** 課題 **
映画『オッペンハイマー』に関する記事のうち、「第96回アカデミー賞では作品」で始まり「ながらその一部を語っている。」に至るまでの範囲を、一字も改めずに再掲すること。

『オッペンハイマー』ノーラン監督、「若者は核兵器に関心がない」と10代の息子に言われ ─ オスカー受賞後インタビューで語る

第96回アカデミー賞では作品賞・監督賞を含む7部門を総なめにした『オッペンハイマー』のクリストファー・ノーラン監督。原子爆弾の父とされる科学者ロバート・オッペンハイマーの生涯を描く作品とあって、主題に対する政治的な議論は避けられない。
特に被爆国である日本では様々な注目を集めている。劇場公開予定がなかなか決まらない状況が続いていたが、ついに2024年3月29日に日本公開を迎える。
原子爆弾の誕生を描く作品であるため、フィルムメーカーがどのような考えを持っているのかについて気になる観客は多いだろう。ノーラン監督はアカデミー賞受賞後のオフィシャルインタビューで、控え目ながらその一部を語っている。

** データ抜粋 **
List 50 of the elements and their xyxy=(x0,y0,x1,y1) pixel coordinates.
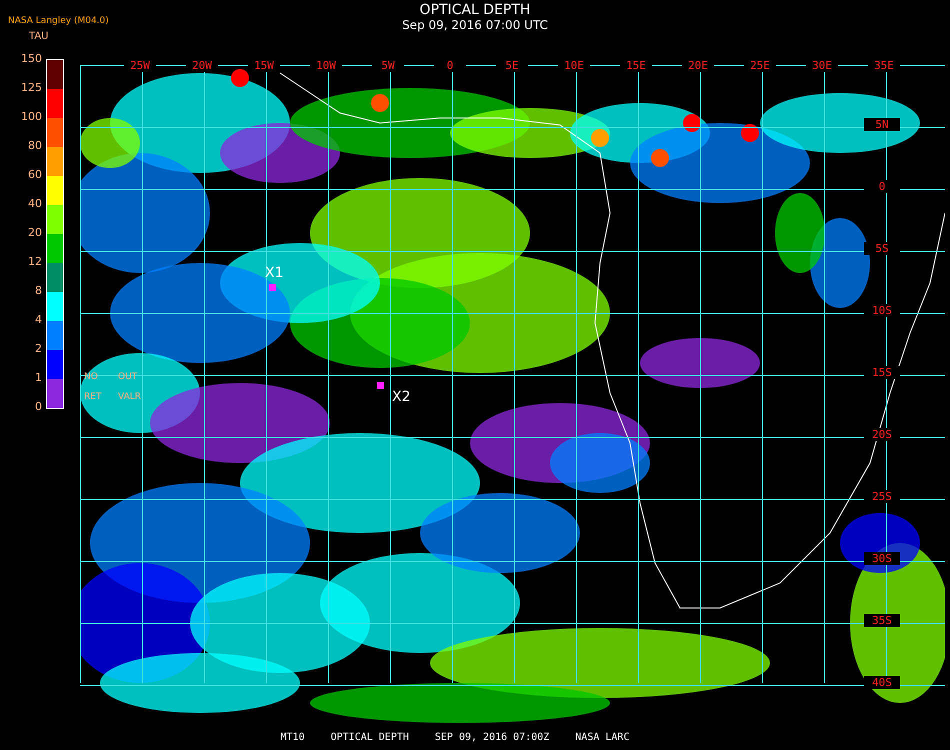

...

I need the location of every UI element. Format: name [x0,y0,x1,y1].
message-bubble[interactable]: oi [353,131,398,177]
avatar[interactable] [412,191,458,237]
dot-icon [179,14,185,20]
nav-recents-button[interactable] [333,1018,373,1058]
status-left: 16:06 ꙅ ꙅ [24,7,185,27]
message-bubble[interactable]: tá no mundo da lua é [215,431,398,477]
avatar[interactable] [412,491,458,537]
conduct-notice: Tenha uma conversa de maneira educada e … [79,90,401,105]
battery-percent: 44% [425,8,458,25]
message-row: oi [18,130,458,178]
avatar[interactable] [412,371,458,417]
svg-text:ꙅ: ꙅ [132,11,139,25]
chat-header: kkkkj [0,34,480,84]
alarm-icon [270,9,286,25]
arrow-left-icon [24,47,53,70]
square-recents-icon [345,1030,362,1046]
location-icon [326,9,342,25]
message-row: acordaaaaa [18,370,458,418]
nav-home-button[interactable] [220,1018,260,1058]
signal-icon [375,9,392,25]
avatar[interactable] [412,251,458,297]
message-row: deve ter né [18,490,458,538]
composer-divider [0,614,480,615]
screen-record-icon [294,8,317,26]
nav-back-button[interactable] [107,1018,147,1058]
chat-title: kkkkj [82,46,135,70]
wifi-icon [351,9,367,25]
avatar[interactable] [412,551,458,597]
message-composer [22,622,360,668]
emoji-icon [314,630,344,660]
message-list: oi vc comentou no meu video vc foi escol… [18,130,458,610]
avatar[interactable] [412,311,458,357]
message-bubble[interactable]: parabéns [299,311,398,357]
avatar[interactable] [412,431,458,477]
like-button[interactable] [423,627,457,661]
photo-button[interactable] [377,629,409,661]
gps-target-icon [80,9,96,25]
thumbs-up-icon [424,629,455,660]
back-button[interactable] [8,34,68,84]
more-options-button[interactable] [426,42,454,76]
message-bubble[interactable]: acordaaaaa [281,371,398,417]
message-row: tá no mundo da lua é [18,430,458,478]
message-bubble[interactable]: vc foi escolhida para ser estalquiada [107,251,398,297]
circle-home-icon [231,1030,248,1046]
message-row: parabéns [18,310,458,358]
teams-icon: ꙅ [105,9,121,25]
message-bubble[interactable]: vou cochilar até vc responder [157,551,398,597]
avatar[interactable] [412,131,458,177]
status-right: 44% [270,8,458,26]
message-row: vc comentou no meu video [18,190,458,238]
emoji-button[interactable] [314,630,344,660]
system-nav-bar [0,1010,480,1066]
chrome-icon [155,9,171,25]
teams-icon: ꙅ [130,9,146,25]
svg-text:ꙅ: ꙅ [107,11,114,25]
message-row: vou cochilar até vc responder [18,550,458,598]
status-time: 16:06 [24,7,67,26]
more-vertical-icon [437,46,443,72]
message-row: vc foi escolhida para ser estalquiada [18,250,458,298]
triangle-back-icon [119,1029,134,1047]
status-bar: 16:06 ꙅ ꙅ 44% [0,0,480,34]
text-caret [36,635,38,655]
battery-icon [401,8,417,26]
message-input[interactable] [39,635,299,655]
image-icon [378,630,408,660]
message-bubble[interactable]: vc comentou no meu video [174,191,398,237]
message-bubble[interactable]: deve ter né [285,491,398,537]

---

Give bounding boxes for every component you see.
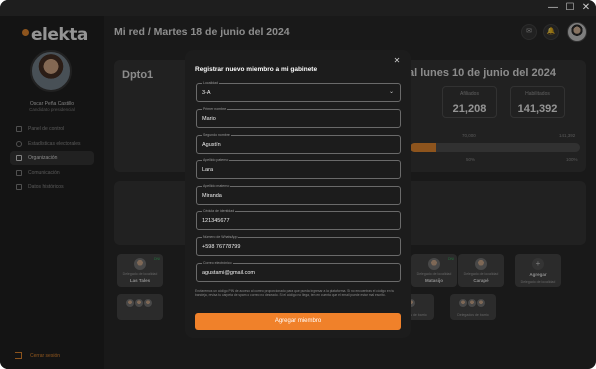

** 課題の結果 **
第96回アカデミー賞では作品賞・監督賞を含む7部門を総なめにした『オッペンハイマー』のクリストファー・ノーラン監督。原子爆弾の父とされる科学者ロバート・オッペンハイマーの生涯を描く作品とあって、主題に対する政治的な議論は避けられない。
特に被爆国である日本では様々な注目を集めている。劇場公開予定がなかなか決まらない状況が続いていたが、ついに2024年3月29日に日本公開を迎える。
原子爆弾の誕生を描く作品であるため、フィルムメーカーがどのような考えを持っているのかについて気になる観客は多いだろう。ノーラン監督はアカデミー賞受賞後のオフィシャルインタビューで、控え目ながらその一部を語っている。